Every entry should be repeated exactly. Omit the pictures.

·····

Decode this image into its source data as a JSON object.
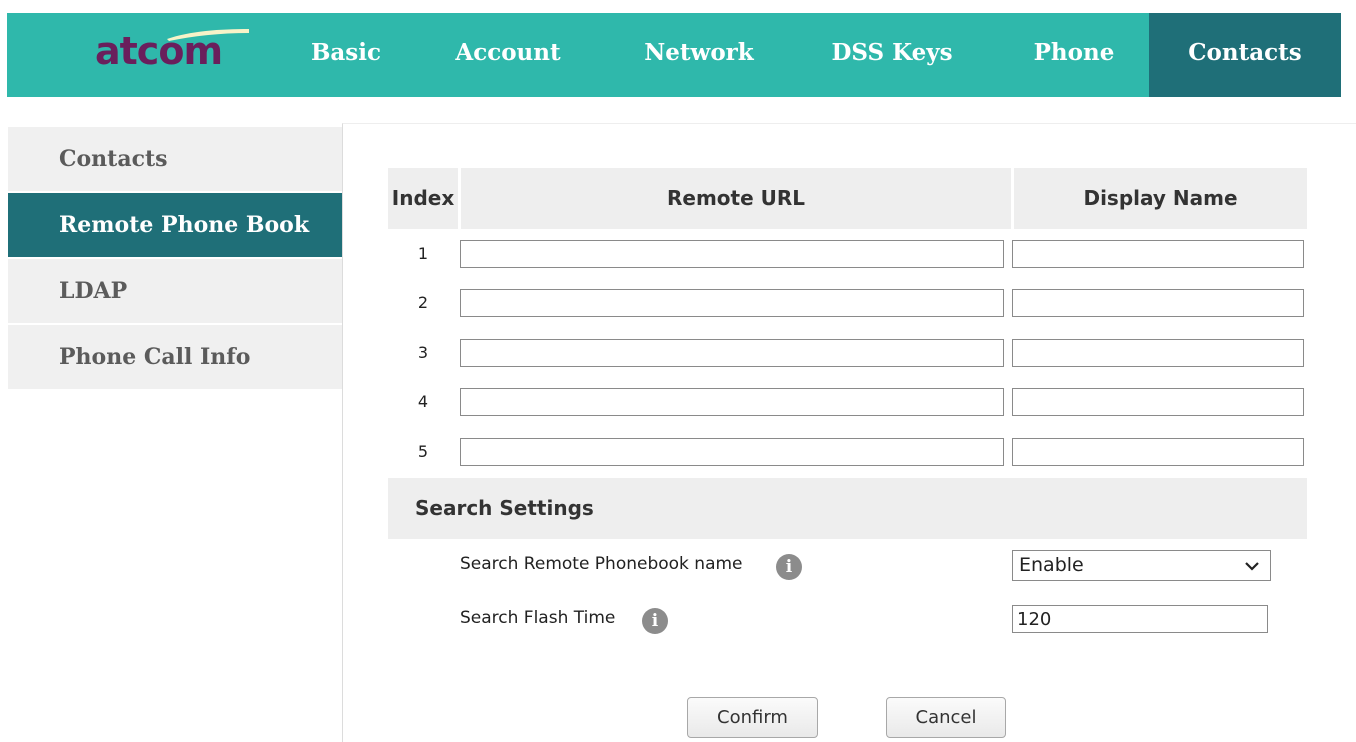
{
  "brand": {
    "logo_text": "atcom",
    "colors": {
      "header": "#2fb8ab",
      "active": "#1f6f78",
      "logo": "#6a1f5c"
    }
  },
  "nav": {
    "items": [
      {
        "label": "Basic"
      },
      {
        "label": "Account"
      },
      {
        "label": "Network"
      },
      {
        "label": "DSS Keys"
      },
      {
        "label": "Phone"
      },
      {
        "label": "Contacts",
        "active": true
      }
    ]
  },
  "sidebar": {
    "items": [
      {
        "label": "Contacts"
      },
      {
        "label": "Remote Phone Book",
        "active": true
      },
      {
        "label": "LDAP"
      },
      {
        "label": "Phone Call Info"
      }
    ]
  },
  "table": {
    "headers": {
      "index": "Index",
      "remote_url": "Remote URL",
      "display_name": "Display Name"
    },
    "rows": [
      {
        "index": "1",
        "remote_url": "",
        "display_name": ""
      },
      {
        "index": "2",
        "remote_url": "",
        "display_name": ""
      },
      {
        "index": "3",
        "remote_url": "",
        "display_name": ""
      },
      {
        "index": "4",
        "remote_url": "",
        "display_name": ""
      },
      {
        "index": "5",
        "remote_url": "",
        "display_name": ""
      }
    ]
  },
  "search_settings": {
    "title": "Search Settings",
    "remote_name": {
      "label": "Search Remote Phonebook name",
      "value": "Enable",
      "options": [
        "Enable"
      ]
    },
    "flash_time": {
      "label": "Search Flash Time",
      "value": "120"
    },
    "info_glyph": "i"
  },
  "buttons": {
    "confirm": "Confirm",
    "cancel": "Cancel"
  }
}
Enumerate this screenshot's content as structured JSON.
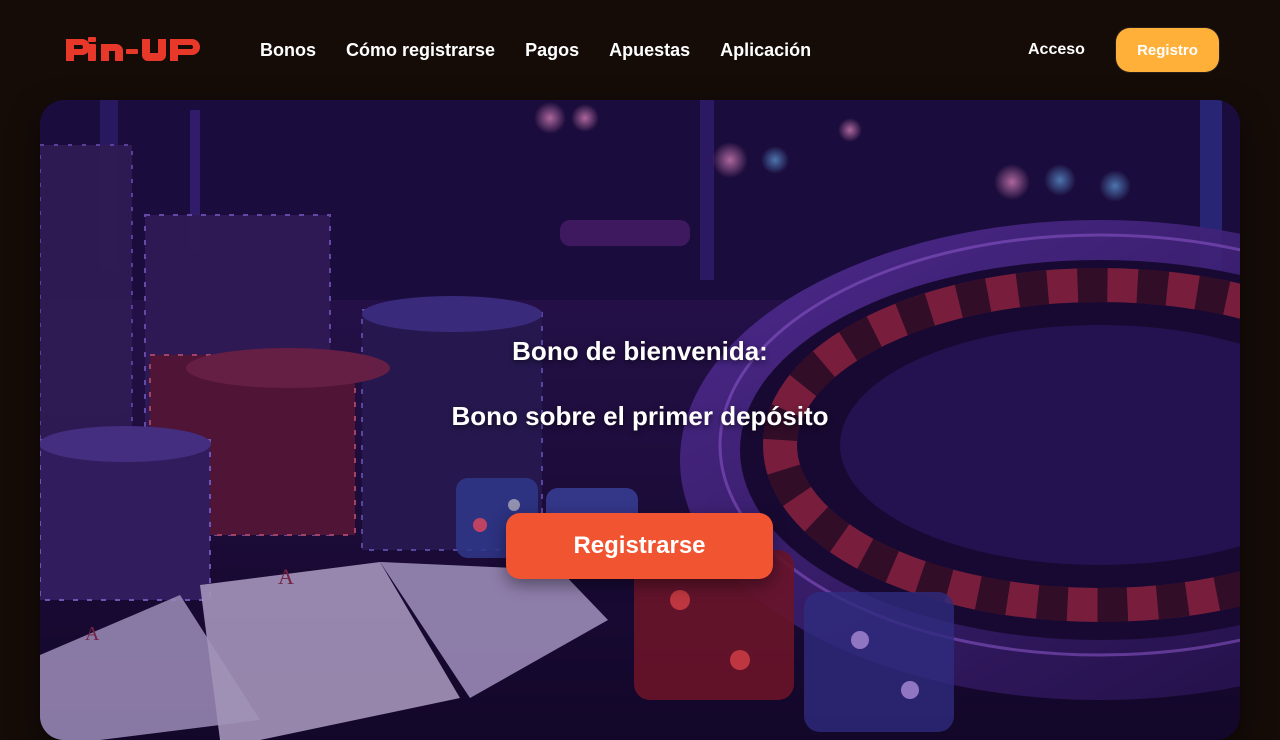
{
  "brand": {
    "logo_text": "PIN-UP",
    "logo_color": "#e8382a"
  },
  "nav": {
    "items": [
      {
        "label": "Bonos"
      },
      {
        "label": "Cómo registrarse"
      },
      {
        "label": "Pagos"
      },
      {
        "label": "Apuestas"
      },
      {
        "label": "Aplicación"
      }
    ]
  },
  "header": {
    "login_label": "Acceso",
    "signup_label": "Registro"
  },
  "hero": {
    "title": "Bono de bienvenida:",
    "subtitle": "Bono sobre el primer depósito",
    "cta_label": "Registrarse",
    "background_description_icons": [
      "casino-chips",
      "roulette-wheel",
      "playing-cards",
      "dice"
    ]
  },
  "colors": {
    "page_background": "#150c08",
    "accent_orange": "#ffb039",
    "cta_red": "#f05431",
    "brand_red": "#e8382a"
  }
}
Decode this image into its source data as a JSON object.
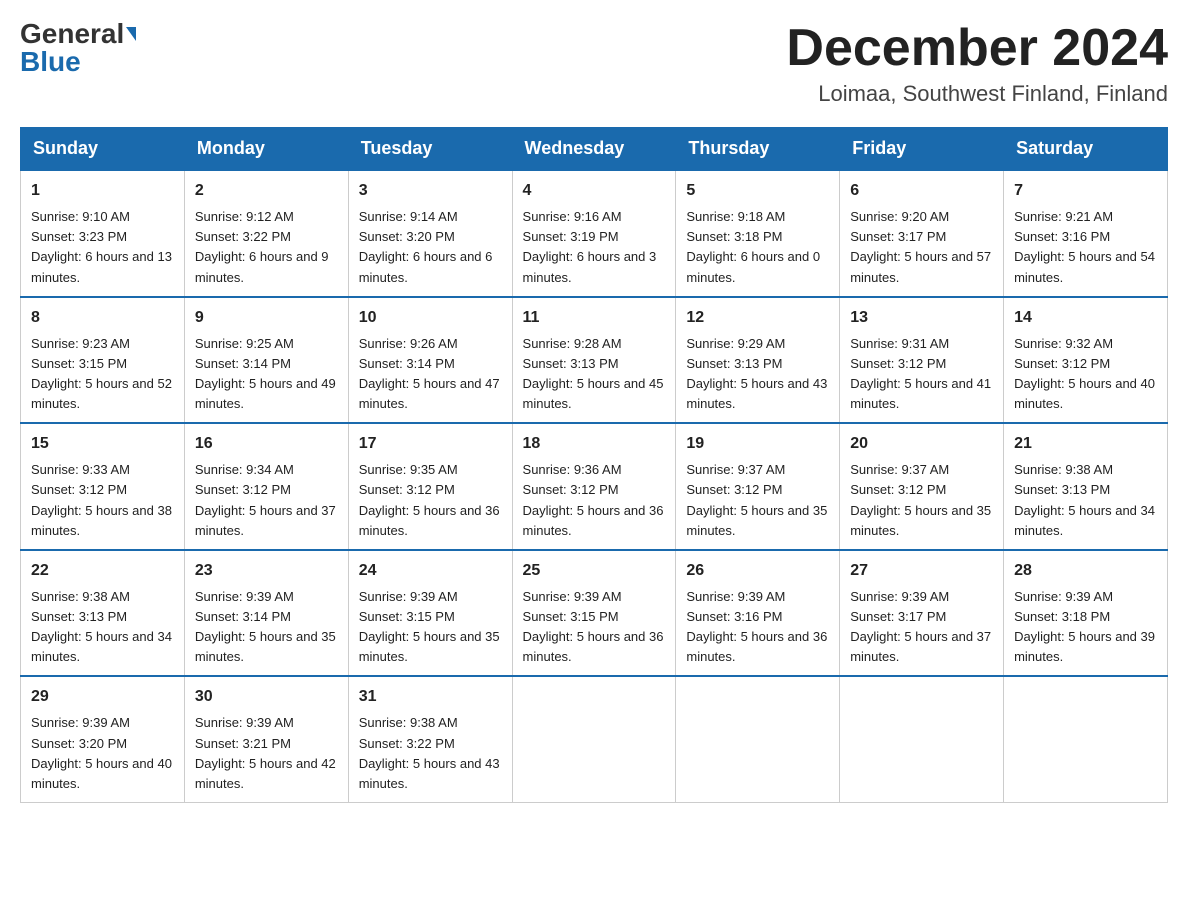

·····

THE REPLY:
Decode this image into its source data as a JSON object.
{
  "brand": {
    "logo_text": "atcom",
    "colors": {
      "header": "#2fb8ab",
      "active": "#1f6f78",
      "logo": "#6a1f5c"
    }
  },
  "nav": {
    "items": [
      {
        "label": "Basic"
      },
      {
        "label": "Account"
      },
      {
        "label": "Network"
      },
      {
        "label": "DSS Keys"
      },
      {
        "label": "Phone"
      },
      {
        "label": "Contacts",
        "active": true
      }
    ]
  },
  "sidebar": {
    "items": [
      {
        "label": "Contacts"
      },
      {
        "label": "Remote Phone Book",
        "active": true
      },
      {
        "label": "LDAP"
      },
      {
        "label": "Phone Call Info"
      }
    ]
  },
  "table": {
    "headers": {
      "index": "Index",
      "remote_url": "Remote URL",
      "display_name": "Display Name"
    },
    "rows": [
      {
        "index": "1",
        "remote_url": "",
        "display_name": ""
      },
      {
        "index": "2",
        "remote_url": "",
        "display_name": ""
      },
      {
        "index": "3",
        "remote_url": "",
        "display_name": ""
      },
      {
        "index": "4",
        "remote_url": "",
        "display_name": ""
      },
      {
        "index": "5",
        "remote_url": "",
        "display_name": ""
      }
    ]
  },
  "search_settings": {
    "title": "Search Settings",
    "remote_name": {
      "label": "Search Remote Phonebook name",
      "value": "Enable",
      "options": [
        "Enable"
      ]
    },
    "flash_time": {
      "label": "Search Flash Time",
      "value": "120"
    },
    "info_glyph": "i"
  },
  "buttons": {
    "confirm": "Confirm",
    "cancel": "Cancel"
  }
}
Enumerate this screenshot's content as structured JSON.
{
  "brand": {
    "logo_text": "PIN-UP",
    "logo_color": "#e8382a"
  },
  "nav": {
    "items": [
      {
        "label": "Bonos"
      },
      {
        "label": "Cómo registrarse"
      },
      {
        "label": "Pagos"
      },
      {
        "label": "Apuestas"
      },
      {
        "label": "Aplicación"
      }
    ]
  },
  "header": {
    "login_label": "Acceso",
    "signup_label": "Registro"
  },
  "hero": {
    "title": "Bono de bienvenida:",
    "subtitle": "Bono sobre el primer depósito",
    "cta_label": "Registrarse",
    "background_description_icons": [
      "casino-chips",
      "roulette-wheel",
      "playing-cards",
      "dice"
    ]
  },
  "colors": {
    "page_background": "#150c08",
    "accent_orange": "#ffb039",
    "cta_red": "#f05431",
    "brand_red": "#e8382a"
  }
}
Decode this image into its source data as a JSON object.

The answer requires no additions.